The Right to Know is a timely and compelling
consideration of a vital question: What information should
governments and other powerful organizations disclose? Excessive
secrecy corrodes democracy, facilitates corruption, and undermines
good public policymaking, but keeping a lid on military strategies,
personal data, and trade secrets is crucial to the protection of
the public interest.
Over the past several years, transparency has swept the world.
India and South Africa have adopted groundbreaking national freedom
of information laws. China is on the verge of promulgating new
openness regulations that build on the successful experiments of
such major municipalities as Shanghai. From Asia to Africa to
Europe to Latin America, countries are struggling to overcome
entrenched secrecy and establish effective disclosure policies.

**USING THE INFORMATION**
(1) In the passage on transparency, which two countries have adopted groundbreaking national freedom of information laws?
(2) Turn the paragraph of the passage on transparency that begins "Over the past several years" into a short bulleted list that keeps its main facts.

**SUPPLIED ENTRIES**
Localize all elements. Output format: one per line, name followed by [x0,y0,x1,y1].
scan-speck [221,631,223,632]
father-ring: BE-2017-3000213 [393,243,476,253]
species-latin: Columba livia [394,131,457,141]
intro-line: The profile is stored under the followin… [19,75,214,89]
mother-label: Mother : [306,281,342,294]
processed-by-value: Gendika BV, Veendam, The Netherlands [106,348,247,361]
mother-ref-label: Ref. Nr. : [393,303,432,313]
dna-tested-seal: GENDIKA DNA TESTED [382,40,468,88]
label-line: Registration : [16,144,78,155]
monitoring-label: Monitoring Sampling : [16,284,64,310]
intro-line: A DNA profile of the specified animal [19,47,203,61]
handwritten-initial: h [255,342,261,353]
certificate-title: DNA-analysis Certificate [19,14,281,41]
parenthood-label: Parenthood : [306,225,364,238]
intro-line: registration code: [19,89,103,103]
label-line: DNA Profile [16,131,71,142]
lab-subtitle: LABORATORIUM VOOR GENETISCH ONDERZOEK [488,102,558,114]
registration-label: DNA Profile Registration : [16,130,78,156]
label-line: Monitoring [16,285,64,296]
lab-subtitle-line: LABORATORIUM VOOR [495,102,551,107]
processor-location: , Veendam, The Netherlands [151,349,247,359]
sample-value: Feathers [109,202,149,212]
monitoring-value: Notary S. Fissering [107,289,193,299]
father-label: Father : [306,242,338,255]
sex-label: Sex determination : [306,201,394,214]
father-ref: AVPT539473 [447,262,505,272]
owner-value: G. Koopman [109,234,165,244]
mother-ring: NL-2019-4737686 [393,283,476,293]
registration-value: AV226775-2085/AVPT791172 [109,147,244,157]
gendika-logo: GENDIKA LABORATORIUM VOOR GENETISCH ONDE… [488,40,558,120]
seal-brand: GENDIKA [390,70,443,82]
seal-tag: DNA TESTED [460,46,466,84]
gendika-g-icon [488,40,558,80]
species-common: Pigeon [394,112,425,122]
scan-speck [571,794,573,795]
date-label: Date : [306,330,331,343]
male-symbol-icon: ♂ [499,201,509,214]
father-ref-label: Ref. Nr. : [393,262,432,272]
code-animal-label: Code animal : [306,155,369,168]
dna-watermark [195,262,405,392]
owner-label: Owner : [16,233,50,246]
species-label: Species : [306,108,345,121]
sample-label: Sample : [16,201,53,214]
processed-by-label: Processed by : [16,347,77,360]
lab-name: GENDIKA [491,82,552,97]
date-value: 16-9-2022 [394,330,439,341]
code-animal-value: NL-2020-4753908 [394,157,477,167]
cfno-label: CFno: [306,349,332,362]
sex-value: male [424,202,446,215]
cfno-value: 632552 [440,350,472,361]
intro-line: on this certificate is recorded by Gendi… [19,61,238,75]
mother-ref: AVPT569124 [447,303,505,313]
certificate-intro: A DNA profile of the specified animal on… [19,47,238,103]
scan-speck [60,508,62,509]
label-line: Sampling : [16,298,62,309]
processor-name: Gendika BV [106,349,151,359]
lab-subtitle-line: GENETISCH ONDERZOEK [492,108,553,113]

**SOLUTIONS IN ORDER**
(1) India and South Africa

(2)
- Transparency has spread around the world in the past several years.
- India and South Africa have adopted groundbreaking national freedom of information laws.
- China is close to issuing new openness regulations that build on successful experiments in major cities such as Shanghai.
- Countries in Asia, Africa, Europe, and Latin America are working to overcome entrenched secrecy and set up effective disclosure policies.